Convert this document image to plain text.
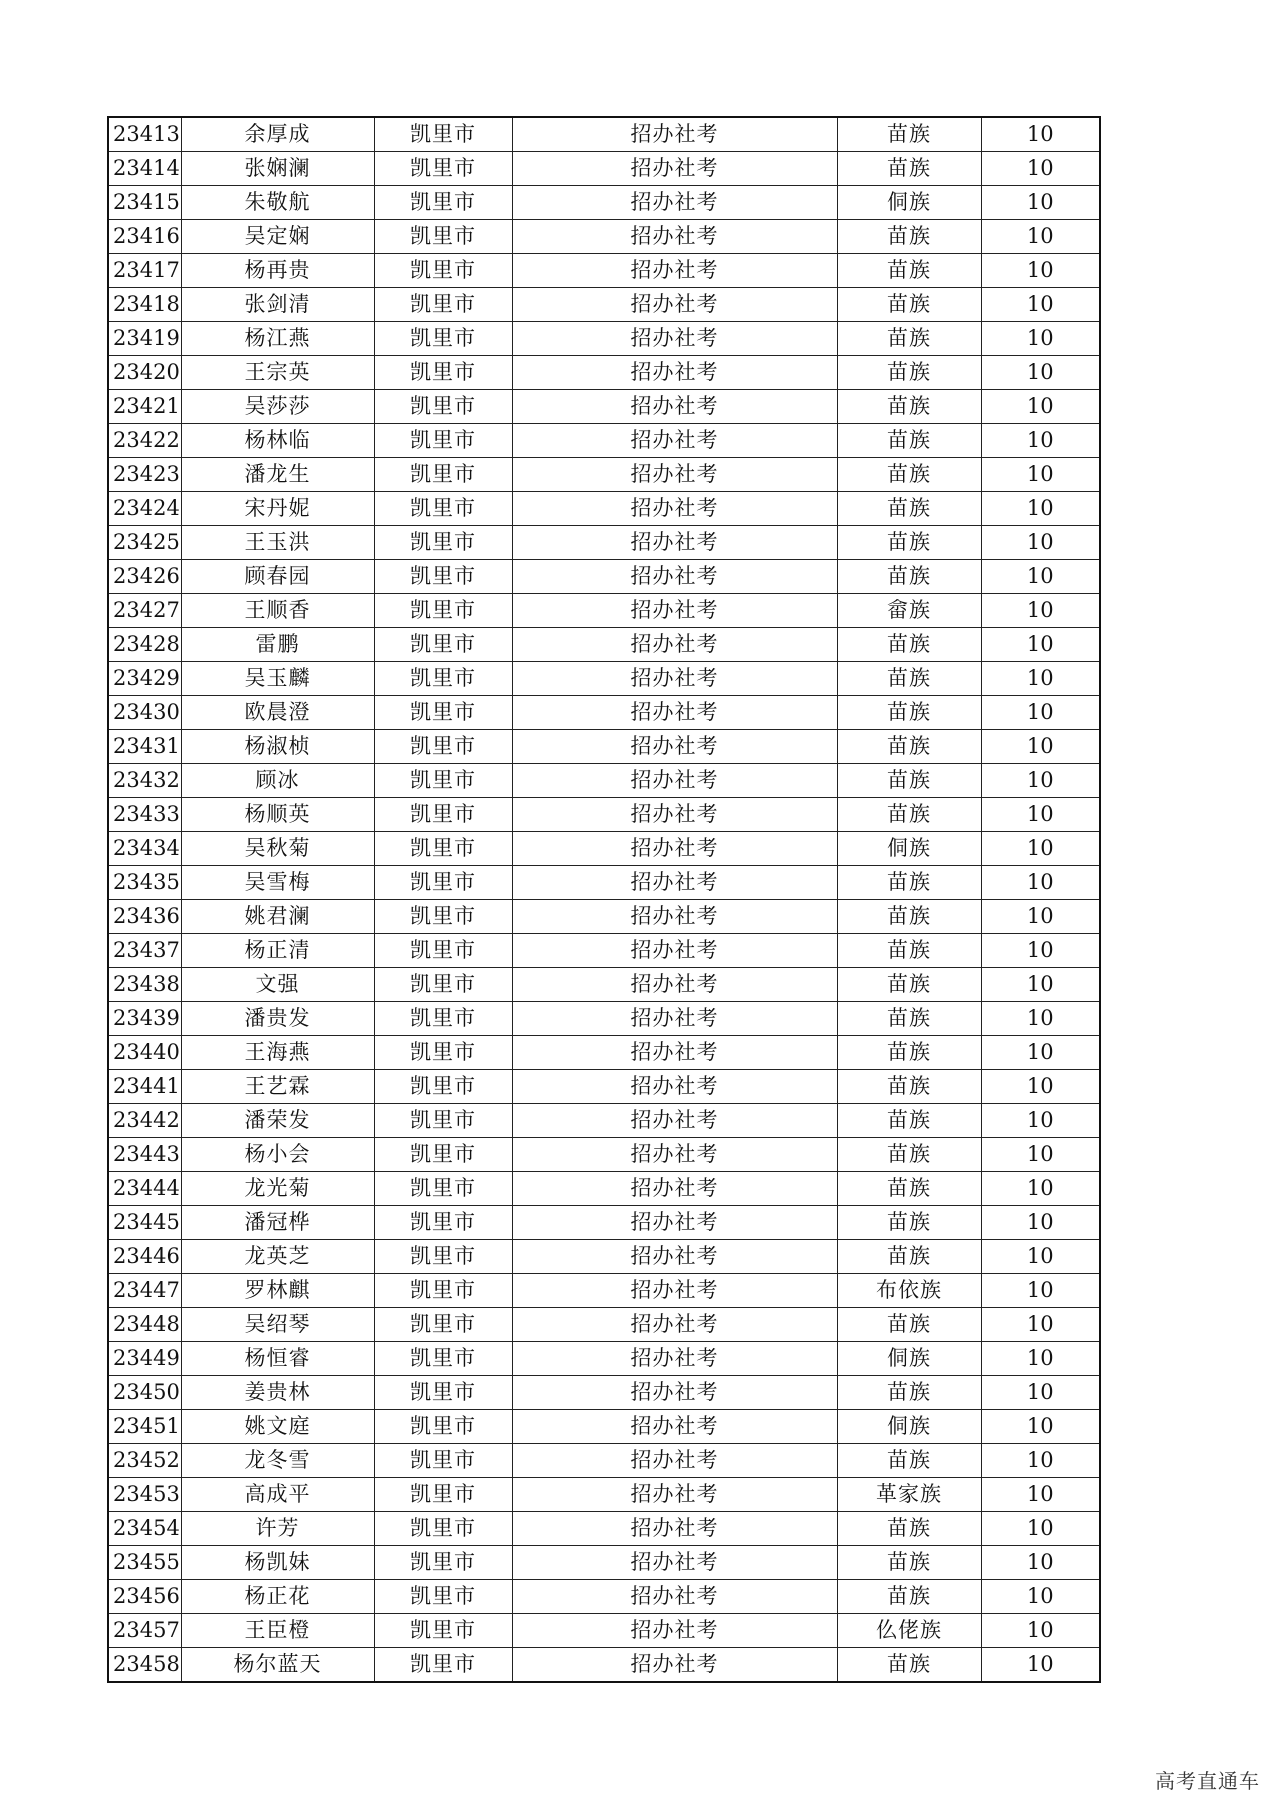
23413	余厚成	凯里市	招办社考	苗族	10
23414	张娴澜	凯里市	招办社考	苗族	10
23415	朱敬航	凯里市	招办社考	侗族	10
23416	吴定娴	凯里市	招办社考	苗族	10
23417	杨再贵	凯里市	招办社考	苗族	10
23418	张剑清	凯里市	招办社考	苗族	10
23419	杨江燕	凯里市	招办社考	苗族	10
23420	王宗英	凯里市	招办社考	苗族	10
23421	吴莎莎	凯里市	招办社考	苗族	10
23422	杨林临	凯里市	招办社考	苗族	10
23423	潘龙生	凯里市	招办社考	苗族	10
23424	宋丹妮	凯里市	招办社考	苗族	10
23425	王玉洪	凯里市	招办社考	苗族	10
23426	顾春园	凯里市	招办社考	苗族	10
23427	王顺香	凯里市	招办社考	畲族	10
23428	雷鹏	凯里市	招办社考	苗族	10
23429	吴玉麟	凯里市	招办社考	苗族	10
23430	欧晨澄	凯里市	招办社考	苗族	10
23431	杨淑桢	凯里市	招办社考	苗族	10
23432	顾冰	凯里市	招办社考	苗族	10
23433	杨顺英	凯里市	招办社考	苗族	10
23434	吴秋菊	凯里市	招办社考	侗族	10
23435	吴雪梅	凯里市	招办社考	苗族	10
23436	姚君澜	凯里市	招办社考	苗族	10
23437	杨正清	凯里市	招办社考	苗族	10
23438	文强	凯里市	招办社考	苗族	10
23439	潘贵发	凯里市	招办社考	苗族	10
23440	王海燕	凯里市	招办社考	苗族	10
23441	王艺霖	凯里市	招办社考	苗族	10
23442	潘荣发	凯里市	招办社考	苗族	10
23443	杨小会	凯里市	招办社考	苗族	10
23444	龙光菊	凯里市	招办社考	苗族	10
23445	潘冠桦	凯里市	招办社考	苗族	10
23446	龙英芝	凯里市	招办社考	苗族	10
23447	罗林麒	凯里市	招办社考	布依族	10
23448	吴绍琴	凯里市	招办社考	苗族	10
23449	杨恒睿	凯里市	招办社考	侗族	10
23450	姜贵林	凯里市	招办社考	苗族	10
23451	姚文庭	凯里市	招办社考	侗族	10
23452	龙冬雪	凯里市	招办社考	苗族	10
23453	高成平	凯里市	招办社考	革家族	10
23454	许芳	凯里市	招办社考	苗族	10
23455	杨凯妹	凯里市	招办社考	苗族	10
23456	杨正花	凯里市	招办社考	苗族	10
23457	王臣橙	凯里市	招办社考	仫佬族	10
23458	杨尔蓝天	凯里市	招办社考	苗族	10
高考直通车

● **Written problem**: Each entry gets copied exactly; the pictures stay out.

● **Task answer**:
Convert this document image to plain text.
23413	余厚成	凯里市	招办社考	苗族	10
23414	张娴澜	凯里市	招办社考	苗族	10
23415	朱敬航	凯里市	招办社考	侗族	10
23416	吴定娴	凯里市	招办社考	苗族	10
23417	杨再贵	凯里市	招办社考	苗族	10
23418	张剑清	凯里市	招办社考	苗族	10
23419	杨江燕	凯里市	招办社考	苗族	10
23420	王宗英	凯里市	招办社考	苗族	10
23421	吴莎莎	凯里市	招办社考	苗族	10
23422	杨林临	凯里市	招办社考	苗族	10
23423	潘龙生	凯里市	招办社考	苗族	10
23424	宋丹妮	凯里市	招办社考	苗族	10
23425	王玉洪	凯里市	招办社考	苗族	10
23426	顾春园	凯里市	招办社考	苗族	10
23427	王顺香	凯里市	招办社考	畲族	10
23428	雷鹏	凯里市	招办社考	苗族	10
23429	吴玉麟	凯里市	招办社考	苗族	10
23430	欧晨澄	凯里市	招办社考	苗族	10
23431	杨淑桢	凯里市	招办社考	苗族	10
23432	顾冰	凯里市	招办社考	苗族	10
23433	杨顺英	凯里市	招办社考	苗族	10
23434	吴秋菊	凯里市	招办社考	侗族	10
23435	吴雪梅	凯里市	招办社考	苗族	10
23436	姚君澜	凯里市	招办社考	苗族	10
23437	杨正清	凯里市	招办社考	苗族	10
23438	文强	凯里市	招办社考	苗族	10
23439	潘贵发	凯里市	招办社考	苗族	10
23440	王海燕	凯里市	招办社考	苗族	10
23441	王艺霖	凯里市	招办社考	苗族	10
23442	潘荣发	凯里市	招办社考	苗族	10
23443	杨小会	凯里市	招办社考	苗族	10
23444	龙光菊	凯里市	招办社考	苗族	10
23445	潘冠桦	凯里市	招办社考	苗族	10
23446	龙英芝	凯里市	招办社考	苗族	10
23447	罗林麒	凯里市	招办社考	布依族	10
23448	吴绍琴	凯里市	招办社考	苗族	10
23449	杨恒睿	凯里市	招办社考	侗族	10
23450	姜贵林	凯里市	招办社考	苗族	10
23451	姚文庭	凯里市	招办社考	侗族	10
23452	龙冬雪	凯里市	招办社考	苗族	10
23453	高成平	凯里市	招办社考	革家族	10
23454	许芳	凯里市	招办社考	苗族	10
23455	杨凯妹	凯里市	招办社考	苗族	10
23456	杨正花	凯里市	招办社考	苗族	10
23457	王臣橙	凯里市	招办社考	仫佬族	10
23458	杨尔蓝天	凯里市	招办社考	苗族	10
高考直通车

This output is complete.